-- START STORED ROWS --

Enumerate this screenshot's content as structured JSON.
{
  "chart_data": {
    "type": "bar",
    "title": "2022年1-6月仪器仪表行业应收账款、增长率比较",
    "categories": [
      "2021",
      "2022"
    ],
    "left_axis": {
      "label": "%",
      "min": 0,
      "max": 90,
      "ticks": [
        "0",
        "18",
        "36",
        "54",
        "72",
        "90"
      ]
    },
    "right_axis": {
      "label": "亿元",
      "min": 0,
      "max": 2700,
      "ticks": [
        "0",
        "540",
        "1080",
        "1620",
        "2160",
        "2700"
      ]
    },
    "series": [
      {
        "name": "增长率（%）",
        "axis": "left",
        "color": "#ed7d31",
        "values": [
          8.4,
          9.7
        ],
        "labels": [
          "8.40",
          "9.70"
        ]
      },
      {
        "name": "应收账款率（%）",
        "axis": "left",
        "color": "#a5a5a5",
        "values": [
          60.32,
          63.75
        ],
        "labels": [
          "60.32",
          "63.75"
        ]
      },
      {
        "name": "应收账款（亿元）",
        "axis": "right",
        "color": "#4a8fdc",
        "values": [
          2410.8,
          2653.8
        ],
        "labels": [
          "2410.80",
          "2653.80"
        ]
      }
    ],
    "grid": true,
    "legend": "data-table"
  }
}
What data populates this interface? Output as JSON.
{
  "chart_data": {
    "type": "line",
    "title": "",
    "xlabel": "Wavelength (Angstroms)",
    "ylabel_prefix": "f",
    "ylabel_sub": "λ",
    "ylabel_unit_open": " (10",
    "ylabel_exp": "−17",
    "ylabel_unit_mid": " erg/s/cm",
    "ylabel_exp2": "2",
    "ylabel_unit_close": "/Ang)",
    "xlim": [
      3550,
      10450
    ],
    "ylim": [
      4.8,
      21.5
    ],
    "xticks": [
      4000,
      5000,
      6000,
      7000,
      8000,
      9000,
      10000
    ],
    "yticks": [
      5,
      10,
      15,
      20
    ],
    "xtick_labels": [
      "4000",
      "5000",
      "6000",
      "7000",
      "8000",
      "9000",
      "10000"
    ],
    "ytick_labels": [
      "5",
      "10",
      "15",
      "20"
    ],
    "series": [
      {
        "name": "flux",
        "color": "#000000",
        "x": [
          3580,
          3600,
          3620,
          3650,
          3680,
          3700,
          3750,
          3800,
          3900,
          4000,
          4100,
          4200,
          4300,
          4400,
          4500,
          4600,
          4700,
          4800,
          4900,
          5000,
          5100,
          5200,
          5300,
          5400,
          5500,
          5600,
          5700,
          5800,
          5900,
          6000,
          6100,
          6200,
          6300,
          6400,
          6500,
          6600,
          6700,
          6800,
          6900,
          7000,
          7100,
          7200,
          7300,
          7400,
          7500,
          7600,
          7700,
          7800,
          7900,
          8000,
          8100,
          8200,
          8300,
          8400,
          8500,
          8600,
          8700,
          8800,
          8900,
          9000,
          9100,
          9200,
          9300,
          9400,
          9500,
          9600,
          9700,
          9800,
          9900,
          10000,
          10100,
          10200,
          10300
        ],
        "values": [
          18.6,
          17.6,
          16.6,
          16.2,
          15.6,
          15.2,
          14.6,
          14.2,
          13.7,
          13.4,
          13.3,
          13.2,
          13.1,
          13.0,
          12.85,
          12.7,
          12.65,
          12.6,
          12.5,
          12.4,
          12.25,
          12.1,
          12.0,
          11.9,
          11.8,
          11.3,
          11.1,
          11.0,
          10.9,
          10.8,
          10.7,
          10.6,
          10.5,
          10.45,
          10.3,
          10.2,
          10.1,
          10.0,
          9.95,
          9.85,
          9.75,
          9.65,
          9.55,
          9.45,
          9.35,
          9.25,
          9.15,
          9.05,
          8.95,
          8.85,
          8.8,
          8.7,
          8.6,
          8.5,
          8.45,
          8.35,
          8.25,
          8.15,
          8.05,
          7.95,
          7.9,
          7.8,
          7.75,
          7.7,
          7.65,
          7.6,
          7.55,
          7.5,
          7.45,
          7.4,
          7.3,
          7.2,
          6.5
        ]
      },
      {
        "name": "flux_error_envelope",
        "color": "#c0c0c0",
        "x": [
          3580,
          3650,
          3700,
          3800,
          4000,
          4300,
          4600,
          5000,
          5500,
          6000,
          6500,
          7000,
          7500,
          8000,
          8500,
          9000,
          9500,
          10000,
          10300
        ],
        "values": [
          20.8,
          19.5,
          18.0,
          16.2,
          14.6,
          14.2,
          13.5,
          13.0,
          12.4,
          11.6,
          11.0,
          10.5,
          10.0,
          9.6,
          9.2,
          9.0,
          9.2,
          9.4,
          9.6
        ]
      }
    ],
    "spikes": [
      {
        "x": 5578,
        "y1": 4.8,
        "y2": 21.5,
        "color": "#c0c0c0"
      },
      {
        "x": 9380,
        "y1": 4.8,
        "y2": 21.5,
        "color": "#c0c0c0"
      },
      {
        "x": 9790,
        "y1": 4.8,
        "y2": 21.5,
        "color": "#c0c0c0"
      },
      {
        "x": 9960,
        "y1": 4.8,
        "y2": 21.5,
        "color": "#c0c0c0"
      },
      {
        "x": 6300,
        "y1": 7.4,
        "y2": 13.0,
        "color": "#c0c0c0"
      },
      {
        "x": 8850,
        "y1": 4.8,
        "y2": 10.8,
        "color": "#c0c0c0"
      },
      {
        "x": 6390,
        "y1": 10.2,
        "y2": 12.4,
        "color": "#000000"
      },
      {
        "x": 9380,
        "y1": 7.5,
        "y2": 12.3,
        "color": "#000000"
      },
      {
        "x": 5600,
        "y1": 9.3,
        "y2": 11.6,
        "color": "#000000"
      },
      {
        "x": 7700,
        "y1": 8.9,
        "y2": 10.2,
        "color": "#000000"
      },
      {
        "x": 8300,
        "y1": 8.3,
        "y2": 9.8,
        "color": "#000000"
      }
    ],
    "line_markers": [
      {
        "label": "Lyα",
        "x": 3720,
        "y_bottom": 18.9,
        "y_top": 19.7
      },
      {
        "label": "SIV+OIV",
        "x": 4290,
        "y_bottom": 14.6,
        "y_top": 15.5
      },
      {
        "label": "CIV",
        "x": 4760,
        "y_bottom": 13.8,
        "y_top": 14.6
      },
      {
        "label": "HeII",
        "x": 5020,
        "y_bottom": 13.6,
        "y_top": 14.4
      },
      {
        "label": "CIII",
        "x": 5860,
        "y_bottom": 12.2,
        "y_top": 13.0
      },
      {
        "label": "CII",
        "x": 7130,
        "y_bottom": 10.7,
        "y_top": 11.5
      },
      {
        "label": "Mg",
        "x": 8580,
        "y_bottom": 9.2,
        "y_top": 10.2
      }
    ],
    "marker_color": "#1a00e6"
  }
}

-- END STORED ROWS --

# REQUIREMENT
Transcribe the data above in full, exactly.

# OUTPUT OF THE EXERCISE
Enumerate this screenshot's content as structured JSON.
{
  "chart_data": {
    "type": "bar",
    "title": "2022年1-6月仪器仪表行业应收账款、增长率比较",
    "categories": [
      "2021",
      "2022"
    ],
    "left_axis": {
      "label": "%",
      "min": 0,
      "max": 90,
      "ticks": [
        "0",
        "18",
        "36",
        "54",
        "72",
        "90"
      ]
    },
    "right_axis": {
      "label": "亿元",
      "min": 0,
      "max": 2700,
      "ticks": [
        "0",
        "540",
        "1080",
        "1620",
        "2160",
        "2700"
      ]
    },
    "series": [
      {
        "name": "增长率（%）",
        "axis": "left",
        "color": "#ed7d31",
        "values": [
          8.4,
          9.7
        ],
        "labels": [
          "8.40",
          "9.70"
        ]
      },
      {
        "name": "应收账款率（%）",
        "axis": "left",
        "color": "#a5a5a5",
        "values": [
          60.32,
          63.75
        ],
        "labels": [
          "60.32",
          "63.75"
        ]
      },
      {
        "name": "应收账款（亿元）",
        "axis": "right",
        "color": "#4a8fdc",
        "values": [
          2410.8,
          2653.8
        ],
        "labels": [
          "2410.80",
          "2653.80"
        ]
      }
    ],
    "grid": true,
    "legend": "data-table"
  }
}
What data populates this interface? Output as JSON.
{
  "chart_data": {
    "type": "line",
    "title": "",
    "xlabel": "Wavelength (Angstroms)",
    "ylabel_prefix": "f",
    "ylabel_sub": "λ",
    "ylabel_unit_open": " (10",
    "ylabel_exp": "−17",
    "ylabel_unit_mid": " erg/s/cm",
    "ylabel_exp2": "2",
    "ylabel_unit_close": "/Ang)",
    "xlim": [
      3550,
      10450
    ],
    "ylim": [
      4.8,
      21.5
    ],
    "xticks": [
      4000,
      5000,
      6000,
      7000,
      8000,
      9000,
      10000
    ],
    "yticks": [
      5,
      10,
      15,
      20
    ],
    "xtick_labels": [
      "4000",
      "5000",
      "6000",
      "7000",
      "8000",
      "9000",
      "10000"
    ],
    "ytick_labels": [
      "5",
      "10",
      "15",
      "20"
    ],
    "series": [
      {
        "name": "flux",
        "color": "#000000",
        "x": [
          3580,
          3600,
          3620,
          3650,
          3680,
          3700,
          3750,
          3800,
          3900,
          4000,
          4100,
          4200,
          4300,
          4400,
          4500,
          4600,
          4700,
          4800,
          4900,
          5000,
          5100,
          5200,
          5300,
          5400,
          5500,
          5600,
          5700,
          5800,
          5900,
          6000,
          6100,
          6200,
          6300,
          6400,
          6500,
          6600,
          6700,
          6800,
          6900,
          7000,
          7100,
          7200,
          7300,
          7400,
          7500,
          7600,
          7700,
          7800,
          7900,
          8000,
          8100,
          8200,
          8300,
          8400,
          8500,
          8600,
          8700,
          8800,
          8900,
          9000,
          9100,
          9200,
          9300,
          9400,
          9500,
          9600,
          9700,
          9800,
          9900,
          10000,
          10100,
          10200,
          10300
        ],
        "values": [
          18.6,
          17.6,
          16.6,
          16.2,
          15.6,
          15.2,
          14.6,
          14.2,
          13.7,
          13.4,
          13.3,
          13.2,
          13.1,
          13.0,
          12.85,
          12.7,
          12.65,
          12.6,
          12.5,
          12.4,
          12.25,
          12.1,
          12.0,
          11.9,
          11.8,
          11.3,
          11.1,
          11.0,
          10.9,
          10.8,
          10.7,
          10.6,
          10.5,
          10.45,
          10.3,
          10.2,
          10.1,
          10.0,
          9.95,
          9.85,
          9.75,
          9.65,
          9.55,
          9.45,
          9.35,
          9.25,
          9.15,
          9.05,
          8.95,
          8.85,
          8.8,
          8.7,
          8.6,
          8.5,
          8.45,
          8.35,
          8.25,
          8.15,
          8.05,
          7.95,
          7.9,
          7.8,
          7.75,
          7.7,
          7.65,
          7.6,
          7.55,
          7.5,
          7.45,
          7.4,
          7.3,
          7.2,
          6.5
        ]
      },
      {
        "name": "flux_error_envelope",
        "color": "#c0c0c0",
        "x": [
          3580,
          3650,
          3700,
          3800,
          4000,
          4300,
          4600,
          5000,
          5500,
          6000,
          6500,
          7000,
          7500,
          8000,
          8500,
          9000,
          9500,
          10000,
          10300
        ],
        "values": [
          20.8,
          19.5,
          18.0,
          16.2,
          14.6,
          14.2,
          13.5,
          13.0,
          12.4,
          11.6,
          11.0,
          10.5,
          10.0,
          9.6,
          9.2,
          9.0,
          9.2,
          9.4,
          9.6
        ]
      }
    ],
    "spikes": [
      {
        "x": 5578,
        "y1": 4.8,
        "y2": 21.5,
        "color": "#c0c0c0"
      },
      {
        "x": 9380,
        "y1": 4.8,
        "y2": 21.5,
        "color": "#c0c0c0"
      },
      {
        "x": 9790,
        "y1": 4.8,
        "y2": 21.5,
        "color": "#c0c0c0"
      },
      {
        "x": 9960,
        "y1": 4.8,
        "y2": 21.5,
        "color": "#c0c0c0"
      },
      {
        "x": 6300,
        "y1": 7.4,
        "y2": 13.0,
        "color": "#c0c0c0"
      },
      {
        "x": 8850,
        "y1": 4.8,
        "y2": 10.8,
        "color": "#c0c0c0"
      },
      {
        "x": 6390,
        "y1": 10.2,
        "y2": 12.4,
        "color": "#000000"
      },
      {
        "x": 9380,
        "y1": 7.5,
        "y2": 12.3,
        "color": "#000000"
      },
      {
        "x": 5600,
        "y1": 9.3,
        "y2": 11.6,
        "color": "#000000"
      },
      {
        "x": 7700,
        "y1": 8.9,
        "y2": 10.2,
        "color": "#000000"
      },
      {
        "x": 8300,
        "y1": 8.3,
        "y2": 9.8,
        "color": "#000000"
      }
    ],
    "line_markers": [
      {
        "label": "Lyα",
        "x": 3720,
        "y_bottom": 18.9,
        "y_top": 19.7
      },
      {
        "label": "SIV+OIV",
        "x": 4290,
        "y_bottom": 14.6,
        "y_top": 15.5
      },
      {
        "label": "CIV",
        "x": 4760,
        "y_bottom": 13.8,
        "y_top": 14.6
      },
      {
        "label": "HeII",
        "x": 5020,
        "y_bottom": 13.6,
        "y_top": 14.4
      },
      {
        "label": "CIII",
        "x": 5860,
        "y_bottom": 12.2,
        "y_top": 13.0
      },
      {
        "label": "CII",
        "x": 7130,
        "y_bottom": 10.7,
        "y_top": 11.5
      },
      {
        "label": "Mg",
        "x": 8580,
        "y_bottom": 9.2,
        "y_top": 10.2
      }
    ],
    "marker_color": "#1a00e6"
  }
}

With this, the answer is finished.